Collected data entries
◆ ◆ ◆ ◆ ◆ ◆ ◆

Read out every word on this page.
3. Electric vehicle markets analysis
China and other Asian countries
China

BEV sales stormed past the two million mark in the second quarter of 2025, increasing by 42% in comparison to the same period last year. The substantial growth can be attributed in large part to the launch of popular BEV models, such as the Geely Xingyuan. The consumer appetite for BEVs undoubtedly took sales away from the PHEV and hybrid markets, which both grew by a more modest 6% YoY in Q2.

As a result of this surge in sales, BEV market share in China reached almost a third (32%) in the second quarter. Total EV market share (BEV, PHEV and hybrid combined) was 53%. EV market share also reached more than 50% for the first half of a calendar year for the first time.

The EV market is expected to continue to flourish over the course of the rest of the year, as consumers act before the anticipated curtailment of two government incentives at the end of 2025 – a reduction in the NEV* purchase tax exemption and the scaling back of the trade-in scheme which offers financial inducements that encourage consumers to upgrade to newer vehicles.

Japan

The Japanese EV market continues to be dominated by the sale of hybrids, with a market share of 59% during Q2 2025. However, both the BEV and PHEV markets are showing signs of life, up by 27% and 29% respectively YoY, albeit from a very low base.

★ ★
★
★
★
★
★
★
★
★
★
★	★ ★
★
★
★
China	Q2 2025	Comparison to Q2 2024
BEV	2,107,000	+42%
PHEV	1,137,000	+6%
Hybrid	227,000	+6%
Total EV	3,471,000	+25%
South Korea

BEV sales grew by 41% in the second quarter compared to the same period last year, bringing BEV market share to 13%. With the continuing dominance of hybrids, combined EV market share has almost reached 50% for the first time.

◆ ◆ ◆ ◆ ◆ ◆ ◆

(Task to carry out) All of the lines above need to be given again exactly.

(Result)
Read out every word on this page.
3. Electric vehicle markets analysis
China and other Asian countries
China

BEV sales stormed past the two million mark in the second quarter of 2025, increasing by 42% in comparison to the same period last year. The substantial growth can be attributed in large part to the launch of popular BEV models, such as the Geely Xingyuan. The consumer appetite for BEVs undoubtedly took sales away from the PHEV and hybrid markets, which both grew by a more modest 6% YoY in Q2.

As a result of this surge in sales, BEV market share in China reached almost a third (32%) in the second quarter. Total EV market share (BEV, PHEV and hybrid combined) was 53%. EV market share also reached more than 50% for the first half of a calendar year for the first time.

The EV market is expected to continue to flourish over the course of the rest of the year, as consumers act before the anticipated curtailment of two government incentives at the end of 2025 – a reduction in the NEV* purchase tax exemption and the scaling back of the trade-in scheme which offers financial inducements that encourage consumers to upgrade to newer vehicles.

Japan

The Japanese EV market continues to be dominated by the sale of hybrids, with a market share of 59% during Q2 2025. However, both the BEV and PHEV markets are showing signs of life, up by 27% and 29% respectively YoY, albeit from a very low base.

★ ★
★
★
★
★
★
★
★
★
★
★	★ ★
★
★
★
China	Q2 2025	Comparison to Q2 2024
BEV	2,107,000	+42%
PHEV	1,137,000	+6%
Hybrid	227,000	+6%
Total EV	3,471,000	+25%
South Korea

BEV sales grew by 41% in the second quarter compared to the same period last year, bringing BEV market share to 13%. With the continuing dominance of hybrids, combined EV market share has almost reached 50% for the first time.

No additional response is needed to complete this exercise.